Given task >> Pick out the lines containing "клиническая".

Provided data >>
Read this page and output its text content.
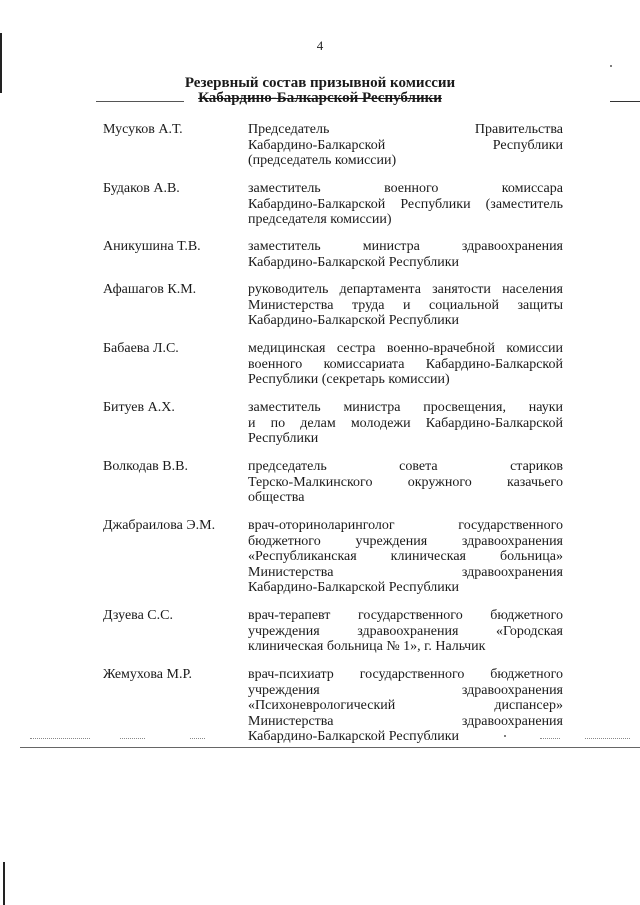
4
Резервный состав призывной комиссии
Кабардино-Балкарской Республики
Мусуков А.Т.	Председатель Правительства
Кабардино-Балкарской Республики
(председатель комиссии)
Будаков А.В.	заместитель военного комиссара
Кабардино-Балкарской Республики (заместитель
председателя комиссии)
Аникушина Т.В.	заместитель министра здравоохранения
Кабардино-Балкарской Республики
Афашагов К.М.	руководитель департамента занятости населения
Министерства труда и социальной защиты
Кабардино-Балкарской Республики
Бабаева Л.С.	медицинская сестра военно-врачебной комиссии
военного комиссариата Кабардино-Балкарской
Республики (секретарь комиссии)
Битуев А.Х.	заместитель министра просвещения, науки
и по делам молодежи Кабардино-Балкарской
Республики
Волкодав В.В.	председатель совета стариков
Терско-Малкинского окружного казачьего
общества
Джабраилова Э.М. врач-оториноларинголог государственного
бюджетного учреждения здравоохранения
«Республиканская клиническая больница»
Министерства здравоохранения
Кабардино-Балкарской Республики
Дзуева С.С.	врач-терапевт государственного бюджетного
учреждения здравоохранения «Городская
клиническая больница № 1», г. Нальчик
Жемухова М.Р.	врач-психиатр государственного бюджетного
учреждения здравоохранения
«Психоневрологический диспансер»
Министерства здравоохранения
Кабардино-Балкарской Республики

Output of the task >>
«Республиканская клиническая больница»
клиническая больница № 1», г. Нальчик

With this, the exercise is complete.